PROBLEM DESCRIPTION:
Word for word, restate every line of the material.
-- Begin INPUT ROWS --
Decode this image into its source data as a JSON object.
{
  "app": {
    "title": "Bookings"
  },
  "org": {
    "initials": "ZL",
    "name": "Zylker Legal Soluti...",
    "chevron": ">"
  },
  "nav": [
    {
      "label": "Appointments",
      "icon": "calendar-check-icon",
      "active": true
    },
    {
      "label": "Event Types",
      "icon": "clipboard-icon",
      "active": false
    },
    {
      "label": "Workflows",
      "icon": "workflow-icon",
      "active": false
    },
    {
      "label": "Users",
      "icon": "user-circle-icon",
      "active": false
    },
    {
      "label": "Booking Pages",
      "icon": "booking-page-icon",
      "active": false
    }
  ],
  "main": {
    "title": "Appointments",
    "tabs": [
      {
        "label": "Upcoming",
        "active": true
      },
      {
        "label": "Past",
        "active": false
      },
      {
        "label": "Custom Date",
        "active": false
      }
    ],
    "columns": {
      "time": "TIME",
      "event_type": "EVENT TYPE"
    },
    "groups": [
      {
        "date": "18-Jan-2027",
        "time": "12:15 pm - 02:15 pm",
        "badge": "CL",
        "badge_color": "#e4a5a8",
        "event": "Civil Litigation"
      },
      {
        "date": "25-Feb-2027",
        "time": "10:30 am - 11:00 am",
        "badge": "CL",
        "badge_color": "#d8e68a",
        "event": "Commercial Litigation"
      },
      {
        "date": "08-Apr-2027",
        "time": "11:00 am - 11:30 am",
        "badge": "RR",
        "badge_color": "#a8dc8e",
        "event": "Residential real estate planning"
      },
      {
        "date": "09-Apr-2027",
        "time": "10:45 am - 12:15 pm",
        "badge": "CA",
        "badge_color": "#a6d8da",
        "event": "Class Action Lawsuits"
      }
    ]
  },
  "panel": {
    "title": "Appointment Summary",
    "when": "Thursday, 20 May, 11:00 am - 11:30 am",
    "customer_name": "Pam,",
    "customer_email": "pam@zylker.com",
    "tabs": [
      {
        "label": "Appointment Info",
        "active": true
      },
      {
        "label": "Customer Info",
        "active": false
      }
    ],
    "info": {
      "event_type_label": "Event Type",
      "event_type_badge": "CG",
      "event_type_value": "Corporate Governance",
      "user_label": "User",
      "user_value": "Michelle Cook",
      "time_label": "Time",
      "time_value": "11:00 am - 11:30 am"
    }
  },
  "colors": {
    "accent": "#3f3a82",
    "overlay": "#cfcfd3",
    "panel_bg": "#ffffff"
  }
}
-- End INPUT ROWS --
TASK RESULT:
Decode this image into its source data as a JSON object.
{
  "app": {
    "title": "Bookings"
  },
  "org": {
    "initials": "ZL",
    "name": "Zylker Legal Soluti...",
    "chevron": ">"
  },
  "nav": [
    {
      "label": "Appointments",
      "icon": "calendar-check-icon",
      "active": true
    },
    {
      "label": "Event Types",
      "icon": "clipboard-icon",
      "active": false
    },
    {
      "label": "Workflows",
      "icon": "workflow-icon",
      "active": false
    },
    {
      "label": "Users",
      "icon": "user-circle-icon",
      "active": false
    },
    {
      "label": "Booking Pages",
      "icon": "booking-page-icon",
      "active": false
    }
  ],
  "main": {
    "title": "Appointments",
    "tabs": [
      {
        "label": "Upcoming",
        "active": true
      },
      {
        "label": "Past",
        "active": false
      },
      {
        "label": "Custom Date",
        "active": false
      }
    ],
    "columns": {
      "time": "TIME",
      "event_type": "EVENT TYPE"
    },
    "groups": [
      {
        "date": "18-Jan-2027",
        "time": "12:15 pm - 02:15 pm",
        "badge": "CL",
        "badge_color": "#e4a5a8",
        "event": "Civil Litigation"
      },
      {
        "date": "25-Feb-2027",
        "time": "10:30 am - 11:00 am",
        "badge": "CL",
        "badge_color": "#d8e68a",
        "event": "Commercial Litigation"
      },
      {
        "date": "08-Apr-2027",
        "time": "11:00 am - 11:30 am",
        "badge": "RR",
        "badge_color": "#a8dc8e",
        "event": "Residential real estate planning"
      },
      {
        "date": "09-Apr-2027",
        "time": "10:45 am - 12:15 pm",
        "badge": "CA",
        "badge_color": "#a6d8da",
        "event": "Class Action Lawsuits"
      }
    ]
  },
  "panel": {
    "title": "Appointment Summary",
    "when": "Thursday, 20 May, 11:00 am - 11:30 am",
    "customer_name": "Pam,",
    "customer_email": "pam@zylker.com",
    "tabs": [
      {
        "label": "Appointment Info",
        "active": true
      },
      {
        "label": "Customer Info",
        "active": false
      }
    ],
    "info": {
      "event_type_label": "Event Type",
      "event_type_badge": "CG",
      "event_type_value": "Corporate Governance",
      "user_label": "User",
      "user_value": "Michelle Cook",
      "time_label": "Time",
      "time_value": "11:00 am - 11:30 am"
    }
  },
  "colors": {
    "accent": "#3f3a82",
    "overlay": "#cfcfd3",
    "panel_bg": "#ffffff"
  }
}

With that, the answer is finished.